§ **Provided records**:
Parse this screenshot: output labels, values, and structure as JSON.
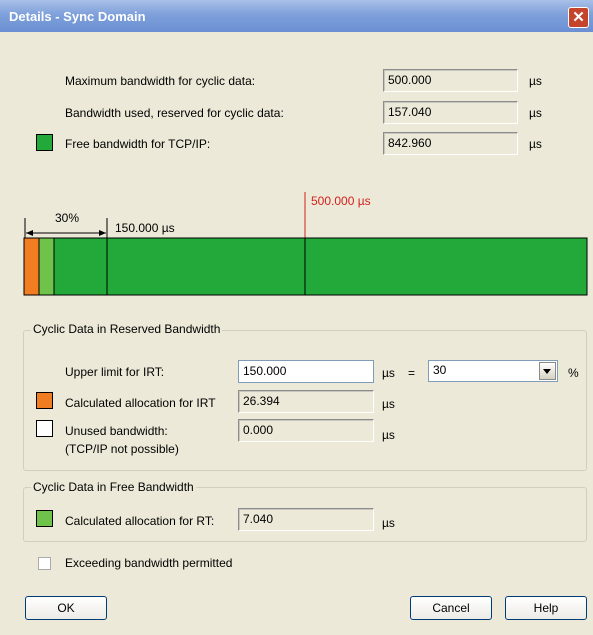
{
  "window": {
    "title": "Details - Sync Domain",
    "close_glyph": "✕"
  },
  "bandwidth": {
    "max_label": "Maximum bandwidth for cyclic data:",
    "max_value": "500.000",
    "max_unit": "µs",
    "used_label": "Bandwidth used, reserved for cyclic data:",
    "used_value": "157.040",
    "used_unit": "µs",
    "free_label": "Free bandwidth for TCP/IP:",
    "free_value": "842.960",
    "free_unit": "µs",
    "free_color": "#22a93a"
  },
  "bar": {
    "pct_label": "30%",
    "limit_label": "150.000 µs",
    "max_marker_label": "500.000 µs",
    "colors": {
      "irt": "#f07d22",
      "rt": "#6fc24a",
      "free": "#22a93a",
      "marker": "#d2221e"
    }
  },
  "reserved": {
    "legend": "Cyclic Data in Reserved Bandwidth",
    "upper_label": "Upper limit for IRT:",
    "upper_value": "150.000",
    "upper_unit": "µs",
    "equals": "=",
    "percent_value": "30",
    "percent_unit": "%",
    "irt_label": "Calculated allocation for IRT",
    "irt_value": "26.394",
    "irt_unit": "µs",
    "unused_label": "Unused bandwidth:",
    "unused_note": "(TCP/IP not possible)",
    "unused_value": "0.000",
    "unused_unit": "µs"
  },
  "free_section": {
    "legend": "Cyclic Data in Free Bandwidth",
    "rt_label": "Calculated allocation for RT:",
    "rt_value": "7.040",
    "rt_unit": "µs"
  },
  "exceed": {
    "label": "Exceeding bandwidth permitted",
    "checked": false
  },
  "buttons": {
    "ok": "OK",
    "cancel": "Cancel",
    "help": "Help"
  }
}
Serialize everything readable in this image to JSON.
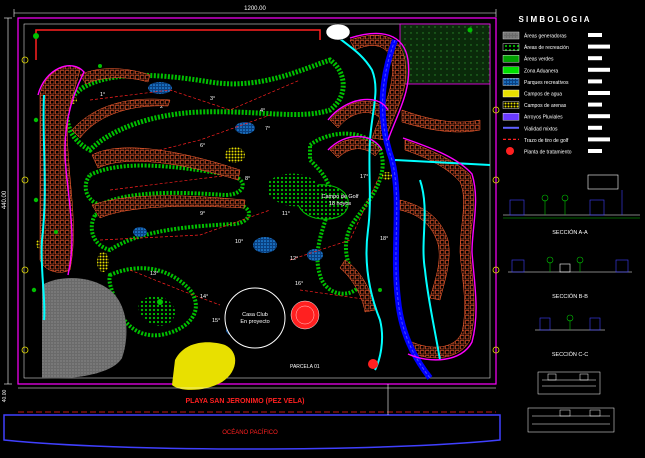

§ **The problem**: Your answer should be one number: the count of lines in the data above that include the word "JSON".

§ **In response**: 2